--- Work to complete ---
• 1. Echo the article on the smuggled Venezuelan gold claim word for word, everything from "Jagdeo said that" down to "since that point.".
• 2. According to the article on the smuggled Venezuelan gold claim, why did Gobin Ganga decline to comment on GHK Lall's allegations?
• 3. In the article on the smuggled Venezuelan gold claim, what was the name of the Guyanese fishing boat from which smuggled gold was stolen in Curaçao in November 2012?

--- Page text ---
◇ ◇ ◇

Ganga declines comment on claim over smuggled Venezuelan gold

Guyana Gold Board logo
Guyana Gold Board logo

Citing the sensitivity of the issue as well as a confidentiality clause that governs executive meetings, Bank of Guyana Governor and current Chairman of the Guyana Gold Board, Dr Gobin Ganga yesterday declined to comment on allegations made by former Chairman GHK Lall that he [Ganga] had in 2019 said that there was evidence of gold smuggling from Venezuela which could have led to blacklisting of this country.

However, Ganga said that Lall’s assertions do not paint a true picture of the issues then but he doesn’t want to be “caught up” in a back and forth with the former Chairman.

“I do not wish to comment because there are confidentiality clauses [which] guide those meetings and I also do not want to be in a back and forth with Mr. Lall,” the Gold Board Chairman told the Stabroek News yesterday when contacted.

Efforts to contact Head of the Guyana Gold Board, Eondrene Thompson for comment proved futile as calls to her office and mobile numbers went unanswered.

In a letter to Stabroek News published yesterday, Lall said that Ganga had in 2019 said that there was evidence of gold being smuggled from Venezuela and it placed the country at risk of being blacklisted. Venezuela has faced stringent international sanctions over oil and other commodities over the conduct of the Maduro administration.

Lall’s letter followed Vice President Bharrat Jagdeo’s statement last Friday that there was no evidence of gold from Venezuela being smuggled here.

In November 2012, US$11.5 million in smuggled gold from Guyana was stolen from a Guyanese fishing boat – Summer Bliss – in Curaçao.

When the APNU+AFC government had entered office in 2015, leading members had spoken openly about large volumes of gold being smuggled out of the country.

However, over the five-year term there was no notable sign of efforts to stamp this out and they have not said much on the issue.

Jagdeo said that while there were allegations of gold being smuggled into Guyana, there was no evidence to substantiate this, but he pointed out that well-known gold trader Tamesh Jagmohan has been suspended from supplying the Guyana Gold Board since September of 2019. 

He was asked about a probe by the Royal Canadian Mint (RCM) that a supplier here sold smuggled gold from Venezuela. He said that the supplier in question, Jagmohan, has not sold gold to the Gold Board since that point.

◇ ◇ ◇

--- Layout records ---
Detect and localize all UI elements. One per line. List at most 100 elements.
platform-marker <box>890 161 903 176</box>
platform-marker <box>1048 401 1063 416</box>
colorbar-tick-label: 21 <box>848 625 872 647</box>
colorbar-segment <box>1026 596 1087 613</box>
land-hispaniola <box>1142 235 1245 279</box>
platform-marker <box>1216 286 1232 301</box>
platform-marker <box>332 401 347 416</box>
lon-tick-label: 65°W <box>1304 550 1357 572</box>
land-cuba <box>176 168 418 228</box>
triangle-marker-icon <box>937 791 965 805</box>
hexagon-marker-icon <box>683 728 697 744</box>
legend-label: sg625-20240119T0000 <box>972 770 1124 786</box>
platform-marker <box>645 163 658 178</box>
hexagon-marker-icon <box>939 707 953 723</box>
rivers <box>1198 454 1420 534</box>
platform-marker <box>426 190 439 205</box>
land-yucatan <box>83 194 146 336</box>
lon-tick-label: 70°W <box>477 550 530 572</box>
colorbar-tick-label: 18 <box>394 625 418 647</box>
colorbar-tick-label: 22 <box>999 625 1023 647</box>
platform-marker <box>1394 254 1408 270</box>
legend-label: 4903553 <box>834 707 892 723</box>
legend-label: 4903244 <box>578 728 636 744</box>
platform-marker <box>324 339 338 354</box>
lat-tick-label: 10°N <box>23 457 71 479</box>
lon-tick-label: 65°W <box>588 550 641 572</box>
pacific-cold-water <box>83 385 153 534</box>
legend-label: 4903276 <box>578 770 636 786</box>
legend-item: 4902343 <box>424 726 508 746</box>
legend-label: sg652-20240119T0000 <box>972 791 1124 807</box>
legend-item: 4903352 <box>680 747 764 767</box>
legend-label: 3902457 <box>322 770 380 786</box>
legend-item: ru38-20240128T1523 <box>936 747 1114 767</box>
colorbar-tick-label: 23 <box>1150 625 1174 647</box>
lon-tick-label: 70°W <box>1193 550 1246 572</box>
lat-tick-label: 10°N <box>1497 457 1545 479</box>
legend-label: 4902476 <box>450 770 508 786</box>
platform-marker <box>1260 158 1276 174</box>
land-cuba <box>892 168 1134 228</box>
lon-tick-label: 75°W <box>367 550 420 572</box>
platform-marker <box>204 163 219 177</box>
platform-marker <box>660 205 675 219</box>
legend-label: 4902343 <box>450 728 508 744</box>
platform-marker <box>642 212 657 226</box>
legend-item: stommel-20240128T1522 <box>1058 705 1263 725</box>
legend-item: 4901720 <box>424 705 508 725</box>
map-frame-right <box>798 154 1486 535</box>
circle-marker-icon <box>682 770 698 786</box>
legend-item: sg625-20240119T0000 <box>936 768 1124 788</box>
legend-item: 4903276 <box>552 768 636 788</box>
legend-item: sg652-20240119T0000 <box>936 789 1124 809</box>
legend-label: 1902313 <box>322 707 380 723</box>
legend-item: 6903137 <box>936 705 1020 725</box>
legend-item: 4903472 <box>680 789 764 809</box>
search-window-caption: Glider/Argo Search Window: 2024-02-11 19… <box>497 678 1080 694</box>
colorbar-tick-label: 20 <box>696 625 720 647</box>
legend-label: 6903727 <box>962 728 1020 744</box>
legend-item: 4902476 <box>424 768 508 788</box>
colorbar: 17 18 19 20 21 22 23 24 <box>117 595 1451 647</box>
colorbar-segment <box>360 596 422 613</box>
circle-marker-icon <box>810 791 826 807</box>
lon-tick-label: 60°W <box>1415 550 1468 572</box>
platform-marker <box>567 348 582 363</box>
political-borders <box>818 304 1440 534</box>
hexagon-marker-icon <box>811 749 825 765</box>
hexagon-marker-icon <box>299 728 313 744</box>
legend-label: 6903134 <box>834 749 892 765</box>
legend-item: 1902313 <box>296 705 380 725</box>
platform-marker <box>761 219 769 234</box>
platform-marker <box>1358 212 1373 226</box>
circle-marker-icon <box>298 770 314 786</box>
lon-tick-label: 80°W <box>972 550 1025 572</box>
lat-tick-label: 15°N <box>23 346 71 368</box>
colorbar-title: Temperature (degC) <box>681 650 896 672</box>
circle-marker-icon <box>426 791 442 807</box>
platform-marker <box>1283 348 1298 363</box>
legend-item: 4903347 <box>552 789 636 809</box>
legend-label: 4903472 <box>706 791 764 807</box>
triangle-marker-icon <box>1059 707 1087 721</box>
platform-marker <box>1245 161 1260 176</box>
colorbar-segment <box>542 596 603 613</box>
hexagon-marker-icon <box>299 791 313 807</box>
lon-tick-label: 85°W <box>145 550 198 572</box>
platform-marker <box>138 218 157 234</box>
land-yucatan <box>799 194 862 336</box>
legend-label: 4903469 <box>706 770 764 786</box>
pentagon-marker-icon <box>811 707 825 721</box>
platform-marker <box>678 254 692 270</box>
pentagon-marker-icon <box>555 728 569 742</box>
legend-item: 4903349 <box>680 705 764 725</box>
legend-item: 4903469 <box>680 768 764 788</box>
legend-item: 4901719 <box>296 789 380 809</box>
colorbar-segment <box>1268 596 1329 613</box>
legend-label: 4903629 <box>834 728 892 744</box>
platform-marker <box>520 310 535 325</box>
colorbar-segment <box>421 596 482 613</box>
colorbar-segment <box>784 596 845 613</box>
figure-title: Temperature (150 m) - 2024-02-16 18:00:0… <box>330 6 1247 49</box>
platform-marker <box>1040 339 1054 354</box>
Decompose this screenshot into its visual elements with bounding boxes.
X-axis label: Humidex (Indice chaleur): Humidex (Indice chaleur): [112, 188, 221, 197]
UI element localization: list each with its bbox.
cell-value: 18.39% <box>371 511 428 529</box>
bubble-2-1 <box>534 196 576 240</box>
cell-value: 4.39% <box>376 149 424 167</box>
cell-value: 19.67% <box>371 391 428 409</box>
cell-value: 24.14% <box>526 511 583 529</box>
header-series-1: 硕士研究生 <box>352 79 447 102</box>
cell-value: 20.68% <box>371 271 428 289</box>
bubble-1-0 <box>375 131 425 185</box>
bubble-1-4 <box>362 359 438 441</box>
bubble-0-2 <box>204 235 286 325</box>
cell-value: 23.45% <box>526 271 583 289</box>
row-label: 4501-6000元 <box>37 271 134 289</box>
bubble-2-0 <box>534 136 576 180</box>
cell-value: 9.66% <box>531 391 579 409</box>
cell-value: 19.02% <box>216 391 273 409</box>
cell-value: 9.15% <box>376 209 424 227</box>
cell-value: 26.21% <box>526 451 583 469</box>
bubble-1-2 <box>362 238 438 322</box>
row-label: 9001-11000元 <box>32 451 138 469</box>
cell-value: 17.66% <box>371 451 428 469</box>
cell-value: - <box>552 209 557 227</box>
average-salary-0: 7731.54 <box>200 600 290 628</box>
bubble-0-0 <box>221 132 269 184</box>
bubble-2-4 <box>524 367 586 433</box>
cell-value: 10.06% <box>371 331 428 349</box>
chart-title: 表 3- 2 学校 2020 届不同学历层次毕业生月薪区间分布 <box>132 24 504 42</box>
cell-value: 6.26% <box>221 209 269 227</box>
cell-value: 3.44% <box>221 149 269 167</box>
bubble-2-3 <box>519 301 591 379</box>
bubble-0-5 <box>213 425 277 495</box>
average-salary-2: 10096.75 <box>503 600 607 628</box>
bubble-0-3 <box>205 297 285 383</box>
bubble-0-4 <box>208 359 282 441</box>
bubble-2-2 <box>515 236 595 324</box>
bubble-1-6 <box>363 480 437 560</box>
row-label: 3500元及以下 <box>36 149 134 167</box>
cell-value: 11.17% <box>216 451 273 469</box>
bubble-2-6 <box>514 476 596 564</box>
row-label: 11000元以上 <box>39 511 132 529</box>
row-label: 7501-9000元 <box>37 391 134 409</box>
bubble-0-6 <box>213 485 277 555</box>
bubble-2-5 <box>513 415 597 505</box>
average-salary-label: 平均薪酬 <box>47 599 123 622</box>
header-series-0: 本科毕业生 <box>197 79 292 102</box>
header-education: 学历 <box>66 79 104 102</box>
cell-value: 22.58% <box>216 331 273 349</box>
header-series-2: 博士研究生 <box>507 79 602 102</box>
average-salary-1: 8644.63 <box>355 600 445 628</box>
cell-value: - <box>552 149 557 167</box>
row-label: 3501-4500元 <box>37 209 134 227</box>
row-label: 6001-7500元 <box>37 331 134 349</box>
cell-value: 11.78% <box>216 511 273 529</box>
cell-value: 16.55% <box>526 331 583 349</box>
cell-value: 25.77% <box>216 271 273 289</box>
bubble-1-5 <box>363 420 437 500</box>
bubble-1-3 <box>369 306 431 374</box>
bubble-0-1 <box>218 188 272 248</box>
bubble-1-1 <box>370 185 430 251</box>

◇ ◇ ◇

--- Task solutions ---
• 1.
Jagdeo said that while there were allegations of gold being smuggled into Guyana, there was no evidence to substantiate this, but he pointed out that well-known gold trader Tamesh Jagmohan has been suspended from supplying the Guyana Gold Board since September of 2019. 

He was asked about a probe by the Royal Canadian Mint (RCM) that a supplier here sold smuggled gold from Venezuela. He said that the supplier in question, Jagmohan, has not sold gold to the Gold Board since that point.

• 2. He cited the sensitivity of the issue and the confidentiality clauses that govern the Gold Board's executive meetings. He also said he did not want to get into a back and forth with Lall.

• 3. Summer Bliss